▸ GIVEN REQUEST: Say how many lines of the listing below contain "können", giving the number and nothing else.

(Items from a data source)

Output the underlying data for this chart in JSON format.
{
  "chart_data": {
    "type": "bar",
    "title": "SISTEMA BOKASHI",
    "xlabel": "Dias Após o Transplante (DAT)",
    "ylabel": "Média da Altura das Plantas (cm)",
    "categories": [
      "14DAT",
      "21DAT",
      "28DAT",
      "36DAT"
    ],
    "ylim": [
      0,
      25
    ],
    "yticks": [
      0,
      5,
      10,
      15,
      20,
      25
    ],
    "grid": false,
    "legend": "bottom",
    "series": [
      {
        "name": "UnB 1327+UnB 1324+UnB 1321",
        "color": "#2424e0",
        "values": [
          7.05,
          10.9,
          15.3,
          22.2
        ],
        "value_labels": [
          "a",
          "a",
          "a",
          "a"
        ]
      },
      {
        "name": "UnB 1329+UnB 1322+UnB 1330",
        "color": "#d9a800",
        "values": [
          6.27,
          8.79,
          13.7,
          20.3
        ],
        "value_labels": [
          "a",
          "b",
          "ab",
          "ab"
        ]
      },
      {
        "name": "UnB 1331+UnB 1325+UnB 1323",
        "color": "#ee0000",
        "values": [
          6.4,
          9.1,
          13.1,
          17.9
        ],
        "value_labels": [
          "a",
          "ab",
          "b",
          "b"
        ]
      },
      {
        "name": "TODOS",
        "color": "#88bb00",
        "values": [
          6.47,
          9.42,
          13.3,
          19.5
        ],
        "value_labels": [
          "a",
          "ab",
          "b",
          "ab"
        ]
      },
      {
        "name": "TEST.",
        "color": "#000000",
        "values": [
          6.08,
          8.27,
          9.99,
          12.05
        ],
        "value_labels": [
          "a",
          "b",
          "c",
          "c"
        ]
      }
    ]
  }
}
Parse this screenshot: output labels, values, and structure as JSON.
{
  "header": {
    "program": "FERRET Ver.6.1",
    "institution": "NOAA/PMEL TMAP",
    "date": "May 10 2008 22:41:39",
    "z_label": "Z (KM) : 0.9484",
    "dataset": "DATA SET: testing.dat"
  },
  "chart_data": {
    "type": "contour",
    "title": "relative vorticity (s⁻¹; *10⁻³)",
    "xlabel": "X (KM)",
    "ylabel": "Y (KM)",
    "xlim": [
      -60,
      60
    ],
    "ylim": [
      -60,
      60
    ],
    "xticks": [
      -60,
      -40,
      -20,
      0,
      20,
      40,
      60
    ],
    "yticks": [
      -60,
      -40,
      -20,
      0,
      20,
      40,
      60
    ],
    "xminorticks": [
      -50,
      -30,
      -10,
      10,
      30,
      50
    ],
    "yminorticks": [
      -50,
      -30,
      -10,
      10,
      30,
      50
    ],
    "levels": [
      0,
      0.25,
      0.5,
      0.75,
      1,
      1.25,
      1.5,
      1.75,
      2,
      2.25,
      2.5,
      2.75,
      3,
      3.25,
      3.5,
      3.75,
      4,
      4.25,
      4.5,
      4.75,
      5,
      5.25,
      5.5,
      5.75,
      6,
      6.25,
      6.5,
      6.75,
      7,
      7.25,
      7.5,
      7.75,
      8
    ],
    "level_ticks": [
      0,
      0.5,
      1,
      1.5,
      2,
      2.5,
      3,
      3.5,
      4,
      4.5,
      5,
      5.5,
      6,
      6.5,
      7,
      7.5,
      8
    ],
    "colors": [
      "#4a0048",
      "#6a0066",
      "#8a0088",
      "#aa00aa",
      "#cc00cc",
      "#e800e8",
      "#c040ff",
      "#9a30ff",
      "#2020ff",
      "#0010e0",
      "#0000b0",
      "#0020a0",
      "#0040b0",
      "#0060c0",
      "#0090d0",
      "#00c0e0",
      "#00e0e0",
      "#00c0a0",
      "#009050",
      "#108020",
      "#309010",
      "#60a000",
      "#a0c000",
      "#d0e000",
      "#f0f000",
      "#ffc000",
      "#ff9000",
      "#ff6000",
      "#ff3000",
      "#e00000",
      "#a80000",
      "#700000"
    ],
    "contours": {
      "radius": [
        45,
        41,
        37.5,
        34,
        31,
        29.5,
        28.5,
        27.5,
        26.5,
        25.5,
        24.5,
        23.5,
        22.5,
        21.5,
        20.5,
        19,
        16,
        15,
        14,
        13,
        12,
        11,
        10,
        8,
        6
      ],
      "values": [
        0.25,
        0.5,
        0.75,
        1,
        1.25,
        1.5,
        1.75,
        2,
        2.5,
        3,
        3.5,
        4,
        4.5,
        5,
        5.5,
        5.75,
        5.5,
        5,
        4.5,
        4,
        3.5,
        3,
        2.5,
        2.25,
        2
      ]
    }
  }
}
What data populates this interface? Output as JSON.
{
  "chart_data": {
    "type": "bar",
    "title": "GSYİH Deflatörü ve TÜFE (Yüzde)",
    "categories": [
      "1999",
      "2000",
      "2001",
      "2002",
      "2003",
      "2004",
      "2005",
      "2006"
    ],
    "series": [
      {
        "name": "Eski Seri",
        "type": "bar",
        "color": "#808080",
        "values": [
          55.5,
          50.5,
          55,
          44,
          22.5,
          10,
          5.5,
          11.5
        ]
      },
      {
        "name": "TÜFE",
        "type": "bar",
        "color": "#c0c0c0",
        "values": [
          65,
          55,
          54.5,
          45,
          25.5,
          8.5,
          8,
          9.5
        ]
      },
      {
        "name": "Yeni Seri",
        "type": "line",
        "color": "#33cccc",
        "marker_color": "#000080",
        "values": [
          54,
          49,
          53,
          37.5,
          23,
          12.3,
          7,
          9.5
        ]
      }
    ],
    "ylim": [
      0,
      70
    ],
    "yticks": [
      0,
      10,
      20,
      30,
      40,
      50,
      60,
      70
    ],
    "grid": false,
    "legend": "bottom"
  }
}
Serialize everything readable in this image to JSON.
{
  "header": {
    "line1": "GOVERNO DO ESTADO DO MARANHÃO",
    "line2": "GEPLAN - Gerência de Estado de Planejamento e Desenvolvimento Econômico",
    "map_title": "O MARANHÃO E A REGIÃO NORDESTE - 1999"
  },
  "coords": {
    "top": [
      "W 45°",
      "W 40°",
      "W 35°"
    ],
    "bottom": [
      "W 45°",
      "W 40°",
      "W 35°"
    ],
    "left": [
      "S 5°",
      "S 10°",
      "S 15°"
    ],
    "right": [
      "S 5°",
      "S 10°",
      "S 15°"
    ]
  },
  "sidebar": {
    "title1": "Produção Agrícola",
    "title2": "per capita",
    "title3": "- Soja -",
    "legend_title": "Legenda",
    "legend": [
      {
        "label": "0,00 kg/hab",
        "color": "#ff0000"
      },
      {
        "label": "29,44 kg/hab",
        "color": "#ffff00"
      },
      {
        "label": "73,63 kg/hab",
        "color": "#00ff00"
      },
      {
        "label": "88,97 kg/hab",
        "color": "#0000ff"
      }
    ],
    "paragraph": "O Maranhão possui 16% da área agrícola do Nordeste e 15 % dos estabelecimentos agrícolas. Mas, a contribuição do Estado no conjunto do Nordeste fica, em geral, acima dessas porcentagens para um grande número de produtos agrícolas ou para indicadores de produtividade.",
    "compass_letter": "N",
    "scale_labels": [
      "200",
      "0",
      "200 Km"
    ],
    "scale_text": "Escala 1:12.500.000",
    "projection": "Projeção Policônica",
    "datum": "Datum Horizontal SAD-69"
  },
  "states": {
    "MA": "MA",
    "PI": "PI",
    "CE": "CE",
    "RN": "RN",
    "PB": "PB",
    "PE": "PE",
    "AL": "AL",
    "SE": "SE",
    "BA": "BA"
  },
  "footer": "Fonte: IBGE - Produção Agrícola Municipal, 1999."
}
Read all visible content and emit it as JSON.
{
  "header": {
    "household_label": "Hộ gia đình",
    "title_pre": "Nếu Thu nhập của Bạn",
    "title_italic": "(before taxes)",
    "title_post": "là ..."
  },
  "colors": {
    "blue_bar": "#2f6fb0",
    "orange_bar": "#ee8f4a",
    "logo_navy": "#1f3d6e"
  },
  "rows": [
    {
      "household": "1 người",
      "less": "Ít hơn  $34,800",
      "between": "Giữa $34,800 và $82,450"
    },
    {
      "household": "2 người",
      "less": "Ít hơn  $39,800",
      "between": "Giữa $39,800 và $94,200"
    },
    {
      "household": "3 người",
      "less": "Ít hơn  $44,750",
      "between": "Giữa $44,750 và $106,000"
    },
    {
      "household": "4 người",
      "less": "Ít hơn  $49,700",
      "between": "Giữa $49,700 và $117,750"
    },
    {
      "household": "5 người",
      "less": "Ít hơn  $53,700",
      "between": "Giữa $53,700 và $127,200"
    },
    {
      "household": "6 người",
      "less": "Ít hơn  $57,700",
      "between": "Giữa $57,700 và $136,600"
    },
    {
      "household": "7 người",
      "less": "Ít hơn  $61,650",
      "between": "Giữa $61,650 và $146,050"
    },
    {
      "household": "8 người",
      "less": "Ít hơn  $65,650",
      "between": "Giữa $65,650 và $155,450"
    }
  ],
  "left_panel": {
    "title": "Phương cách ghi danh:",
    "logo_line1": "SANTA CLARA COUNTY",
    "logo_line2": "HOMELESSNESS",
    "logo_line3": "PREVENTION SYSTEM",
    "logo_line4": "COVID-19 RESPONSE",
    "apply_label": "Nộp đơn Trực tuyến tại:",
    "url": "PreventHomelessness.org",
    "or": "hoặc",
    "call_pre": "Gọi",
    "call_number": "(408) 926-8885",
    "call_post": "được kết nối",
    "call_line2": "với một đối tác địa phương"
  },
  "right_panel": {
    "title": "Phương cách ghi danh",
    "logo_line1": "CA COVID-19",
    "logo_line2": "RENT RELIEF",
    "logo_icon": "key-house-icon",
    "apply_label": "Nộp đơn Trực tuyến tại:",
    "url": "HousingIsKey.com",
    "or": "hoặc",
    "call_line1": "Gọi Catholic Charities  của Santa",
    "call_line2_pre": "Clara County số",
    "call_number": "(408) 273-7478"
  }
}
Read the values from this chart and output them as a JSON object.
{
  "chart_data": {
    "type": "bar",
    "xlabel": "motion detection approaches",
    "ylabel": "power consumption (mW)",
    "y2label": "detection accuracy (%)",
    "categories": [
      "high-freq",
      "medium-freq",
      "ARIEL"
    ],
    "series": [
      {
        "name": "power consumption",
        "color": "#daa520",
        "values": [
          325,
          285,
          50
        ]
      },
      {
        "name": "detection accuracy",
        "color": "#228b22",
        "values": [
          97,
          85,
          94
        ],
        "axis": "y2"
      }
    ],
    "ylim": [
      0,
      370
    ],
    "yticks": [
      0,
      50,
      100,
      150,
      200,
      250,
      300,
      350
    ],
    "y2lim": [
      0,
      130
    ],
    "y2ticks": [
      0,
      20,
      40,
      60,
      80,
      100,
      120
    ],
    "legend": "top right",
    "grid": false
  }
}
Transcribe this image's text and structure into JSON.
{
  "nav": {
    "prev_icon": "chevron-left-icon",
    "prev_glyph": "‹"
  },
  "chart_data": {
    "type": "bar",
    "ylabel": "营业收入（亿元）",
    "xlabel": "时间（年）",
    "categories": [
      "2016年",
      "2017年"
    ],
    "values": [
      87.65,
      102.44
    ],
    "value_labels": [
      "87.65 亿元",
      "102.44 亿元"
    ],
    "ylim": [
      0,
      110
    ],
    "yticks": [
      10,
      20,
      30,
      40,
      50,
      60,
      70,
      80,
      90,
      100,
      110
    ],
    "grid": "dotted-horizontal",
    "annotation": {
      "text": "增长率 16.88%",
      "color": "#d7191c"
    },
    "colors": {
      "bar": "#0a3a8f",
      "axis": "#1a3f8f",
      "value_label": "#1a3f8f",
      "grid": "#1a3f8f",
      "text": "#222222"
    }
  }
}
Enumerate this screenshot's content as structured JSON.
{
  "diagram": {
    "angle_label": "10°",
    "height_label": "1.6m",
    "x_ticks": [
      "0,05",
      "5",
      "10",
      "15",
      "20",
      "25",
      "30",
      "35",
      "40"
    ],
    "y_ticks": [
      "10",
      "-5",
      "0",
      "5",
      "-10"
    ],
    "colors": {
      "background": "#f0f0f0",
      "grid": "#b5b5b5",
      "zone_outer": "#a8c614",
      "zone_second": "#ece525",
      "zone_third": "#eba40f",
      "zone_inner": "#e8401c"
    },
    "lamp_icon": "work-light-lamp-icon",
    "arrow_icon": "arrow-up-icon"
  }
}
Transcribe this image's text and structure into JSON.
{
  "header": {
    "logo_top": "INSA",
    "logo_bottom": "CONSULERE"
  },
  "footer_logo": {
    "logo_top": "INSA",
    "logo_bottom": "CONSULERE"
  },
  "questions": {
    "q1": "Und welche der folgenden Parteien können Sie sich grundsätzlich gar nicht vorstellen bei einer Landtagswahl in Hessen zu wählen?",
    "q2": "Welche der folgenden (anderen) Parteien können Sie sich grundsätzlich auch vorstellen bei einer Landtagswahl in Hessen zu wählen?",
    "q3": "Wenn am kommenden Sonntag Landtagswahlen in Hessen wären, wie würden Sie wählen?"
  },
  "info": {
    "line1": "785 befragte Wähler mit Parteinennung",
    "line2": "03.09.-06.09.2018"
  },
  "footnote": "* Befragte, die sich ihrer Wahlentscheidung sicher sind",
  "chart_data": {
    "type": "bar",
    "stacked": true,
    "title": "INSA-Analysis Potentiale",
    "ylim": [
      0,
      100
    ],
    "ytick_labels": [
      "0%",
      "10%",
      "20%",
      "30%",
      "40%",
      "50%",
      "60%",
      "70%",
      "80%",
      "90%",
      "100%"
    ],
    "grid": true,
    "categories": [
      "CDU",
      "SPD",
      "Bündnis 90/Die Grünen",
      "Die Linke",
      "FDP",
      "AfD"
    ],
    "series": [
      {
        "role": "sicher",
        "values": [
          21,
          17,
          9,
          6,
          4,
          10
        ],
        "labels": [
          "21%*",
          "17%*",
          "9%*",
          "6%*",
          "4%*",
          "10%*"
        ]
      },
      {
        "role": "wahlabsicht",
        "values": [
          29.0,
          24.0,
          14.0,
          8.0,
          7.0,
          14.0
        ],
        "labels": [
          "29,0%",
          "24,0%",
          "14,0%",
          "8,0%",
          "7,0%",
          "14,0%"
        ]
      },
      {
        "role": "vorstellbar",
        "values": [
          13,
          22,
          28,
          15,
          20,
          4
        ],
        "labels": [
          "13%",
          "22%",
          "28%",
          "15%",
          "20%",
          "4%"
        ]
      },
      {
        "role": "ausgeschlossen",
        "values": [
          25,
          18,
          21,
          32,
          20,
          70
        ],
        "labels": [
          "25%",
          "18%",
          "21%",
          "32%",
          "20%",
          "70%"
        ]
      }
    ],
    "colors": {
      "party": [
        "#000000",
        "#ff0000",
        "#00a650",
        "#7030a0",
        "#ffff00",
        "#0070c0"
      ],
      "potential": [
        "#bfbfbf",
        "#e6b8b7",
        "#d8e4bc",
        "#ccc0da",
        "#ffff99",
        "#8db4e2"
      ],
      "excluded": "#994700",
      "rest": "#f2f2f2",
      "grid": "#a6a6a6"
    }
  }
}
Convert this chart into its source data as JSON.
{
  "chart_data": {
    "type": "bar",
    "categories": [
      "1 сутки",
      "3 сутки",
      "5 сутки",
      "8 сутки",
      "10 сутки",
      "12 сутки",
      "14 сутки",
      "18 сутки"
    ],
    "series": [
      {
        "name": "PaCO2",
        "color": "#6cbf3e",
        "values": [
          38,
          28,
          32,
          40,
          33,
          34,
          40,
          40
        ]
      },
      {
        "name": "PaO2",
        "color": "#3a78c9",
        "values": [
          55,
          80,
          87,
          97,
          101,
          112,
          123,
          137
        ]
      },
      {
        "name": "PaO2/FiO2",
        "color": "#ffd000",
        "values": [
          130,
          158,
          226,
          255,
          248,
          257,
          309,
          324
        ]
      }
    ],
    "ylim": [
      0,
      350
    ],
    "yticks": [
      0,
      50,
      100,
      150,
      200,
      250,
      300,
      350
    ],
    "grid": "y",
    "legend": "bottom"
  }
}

▸ CORRECT ANSWER: 2